[Begin]
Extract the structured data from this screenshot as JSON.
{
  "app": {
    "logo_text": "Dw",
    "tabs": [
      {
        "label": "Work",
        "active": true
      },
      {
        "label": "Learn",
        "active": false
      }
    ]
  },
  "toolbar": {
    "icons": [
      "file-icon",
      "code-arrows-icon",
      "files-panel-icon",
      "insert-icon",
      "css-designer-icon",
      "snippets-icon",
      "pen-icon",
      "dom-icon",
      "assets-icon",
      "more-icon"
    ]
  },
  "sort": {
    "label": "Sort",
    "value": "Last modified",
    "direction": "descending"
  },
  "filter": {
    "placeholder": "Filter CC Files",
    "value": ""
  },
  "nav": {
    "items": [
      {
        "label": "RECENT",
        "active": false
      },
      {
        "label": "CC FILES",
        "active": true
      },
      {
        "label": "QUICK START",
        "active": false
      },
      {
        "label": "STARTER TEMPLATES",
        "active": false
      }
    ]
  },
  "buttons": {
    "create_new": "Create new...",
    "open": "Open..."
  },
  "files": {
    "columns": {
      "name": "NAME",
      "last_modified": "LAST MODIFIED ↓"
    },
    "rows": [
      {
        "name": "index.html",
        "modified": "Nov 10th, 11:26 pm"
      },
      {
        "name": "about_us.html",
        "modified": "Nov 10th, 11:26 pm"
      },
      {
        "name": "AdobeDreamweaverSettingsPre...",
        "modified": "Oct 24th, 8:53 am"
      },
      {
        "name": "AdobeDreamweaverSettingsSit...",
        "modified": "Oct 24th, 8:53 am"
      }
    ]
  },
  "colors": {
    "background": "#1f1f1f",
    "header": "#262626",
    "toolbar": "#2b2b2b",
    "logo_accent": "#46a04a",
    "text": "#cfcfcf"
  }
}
[End]
Exercise details: Write the material out again word for word.

Response to the task:
Extract the structured data from this screenshot as JSON.
{
  "app": {
    "logo_text": "Dw",
    "tabs": [
      {
        "label": "Work",
        "active": true
      },
      {
        "label": "Learn",
        "active": false
      }
    ]
  },
  "toolbar": {
    "icons": [
      "file-icon",
      "code-arrows-icon",
      "files-panel-icon",
      "insert-icon",
      "css-designer-icon",
      "snippets-icon",
      "pen-icon",
      "dom-icon",
      "assets-icon",
      "more-icon"
    ]
  },
  "sort": {
    "label": "Sort",
    "value": "Last modified",
    "direction": "descending"
  },
  "filter": {
    "placeholder": "Filter CC Files",
    "value": ""
  },
  "nav": {
    "items": [
      {
        "label": "RECENT",
        "active": false
      },
      {
        "label": "CC FILES",
        "active": true
      },
      {
        "label": "QUICK START",
        "active": false
      },
      {
        "label": "STARTER TEMPLATES",
        "active": false
      }
    ]
  },
  "buttons": {
    "create_new": "Create new...",
    "open": "Open..."
  },
  "files": {
    "columns": {
      "name": "NAME",
      "last_modified": "LAST MODIFIED ↓"
    },
    "rows": [
      {
        "name": "index.html",
        "modified": "Nov 10th, 11:26 pm"
      },
      {
        "name": "about_us.html",
        "modified": "Nov 10th, 11:26 pm"
      },
      {
        "name": "AdobeDreamweaverSettingsPre...",
        "modified": "Oct 24th, 8:53 am"
      },
      {
        "name": "AdobeDreamweaverSettingsSit...",
        "modified": "Oct 24th, 8:53 am"
      }
    ]
  },
  "colors": {
    "background": "#1f1f1f",
    "header": "#262626",
    "toolbar": "#2b2b2b",
    "logo_accent": "#46a04a",
    "text": "#cfcfcf"
  }
}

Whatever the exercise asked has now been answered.